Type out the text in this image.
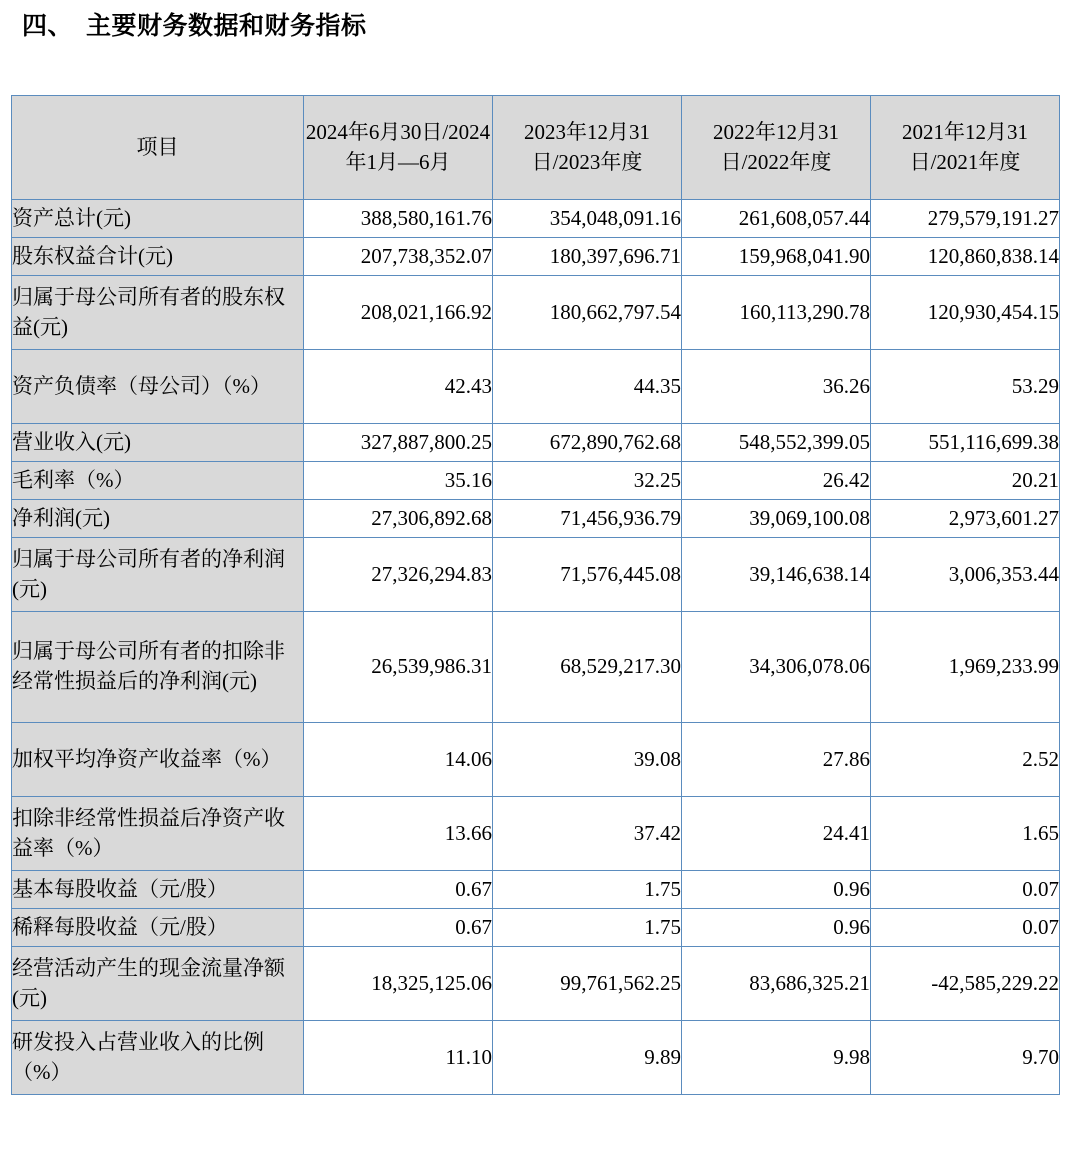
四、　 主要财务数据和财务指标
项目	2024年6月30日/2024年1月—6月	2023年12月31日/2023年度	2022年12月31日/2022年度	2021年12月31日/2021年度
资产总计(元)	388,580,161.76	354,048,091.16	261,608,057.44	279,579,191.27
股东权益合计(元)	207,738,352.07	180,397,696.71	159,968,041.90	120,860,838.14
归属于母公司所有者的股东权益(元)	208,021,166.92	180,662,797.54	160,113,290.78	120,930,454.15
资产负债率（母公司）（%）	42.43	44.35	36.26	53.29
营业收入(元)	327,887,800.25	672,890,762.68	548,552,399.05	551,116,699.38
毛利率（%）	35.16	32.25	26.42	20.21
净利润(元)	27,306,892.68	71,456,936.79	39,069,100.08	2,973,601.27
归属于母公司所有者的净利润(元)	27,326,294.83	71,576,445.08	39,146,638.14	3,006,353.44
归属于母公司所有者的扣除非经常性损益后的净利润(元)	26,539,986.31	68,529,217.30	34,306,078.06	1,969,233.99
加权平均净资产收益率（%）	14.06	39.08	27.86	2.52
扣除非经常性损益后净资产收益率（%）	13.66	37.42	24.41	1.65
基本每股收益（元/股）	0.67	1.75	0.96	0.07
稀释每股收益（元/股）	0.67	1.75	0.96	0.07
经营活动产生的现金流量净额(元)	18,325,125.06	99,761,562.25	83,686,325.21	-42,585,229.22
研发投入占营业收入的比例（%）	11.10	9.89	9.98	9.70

##########

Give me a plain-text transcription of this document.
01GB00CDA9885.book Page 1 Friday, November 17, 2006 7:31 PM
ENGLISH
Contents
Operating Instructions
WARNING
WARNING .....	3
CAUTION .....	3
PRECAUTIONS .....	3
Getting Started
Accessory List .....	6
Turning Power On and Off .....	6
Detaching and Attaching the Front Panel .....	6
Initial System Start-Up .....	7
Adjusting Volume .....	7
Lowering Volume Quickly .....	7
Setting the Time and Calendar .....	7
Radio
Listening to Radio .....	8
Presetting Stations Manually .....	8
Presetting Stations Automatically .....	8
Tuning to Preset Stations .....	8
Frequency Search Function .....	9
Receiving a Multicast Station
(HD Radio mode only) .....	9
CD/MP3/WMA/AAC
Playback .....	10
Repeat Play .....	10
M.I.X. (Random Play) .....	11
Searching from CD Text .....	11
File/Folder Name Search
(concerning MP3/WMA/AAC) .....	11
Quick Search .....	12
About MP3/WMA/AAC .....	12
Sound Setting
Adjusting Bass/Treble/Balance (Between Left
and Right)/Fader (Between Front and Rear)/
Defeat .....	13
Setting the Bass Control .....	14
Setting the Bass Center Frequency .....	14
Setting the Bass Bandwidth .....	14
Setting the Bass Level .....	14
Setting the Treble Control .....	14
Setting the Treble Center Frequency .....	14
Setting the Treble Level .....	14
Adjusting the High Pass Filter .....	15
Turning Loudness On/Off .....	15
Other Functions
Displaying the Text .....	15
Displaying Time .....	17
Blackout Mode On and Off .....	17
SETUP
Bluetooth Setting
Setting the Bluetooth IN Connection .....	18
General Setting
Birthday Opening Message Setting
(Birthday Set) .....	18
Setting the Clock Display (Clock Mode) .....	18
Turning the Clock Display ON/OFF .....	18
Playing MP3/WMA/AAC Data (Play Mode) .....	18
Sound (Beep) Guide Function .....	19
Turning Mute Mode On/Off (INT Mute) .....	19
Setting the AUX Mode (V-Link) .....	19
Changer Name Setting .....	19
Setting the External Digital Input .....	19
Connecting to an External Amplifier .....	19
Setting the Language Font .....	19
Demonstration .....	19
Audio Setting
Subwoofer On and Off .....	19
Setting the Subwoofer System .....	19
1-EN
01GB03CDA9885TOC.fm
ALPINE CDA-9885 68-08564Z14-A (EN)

##########

THE TASK: Extract each line holding the word "Volume" from the records.

COMPLETED EXERCISE:
Adjusting Volume .....	7
Lowering Volume Quickly .....	7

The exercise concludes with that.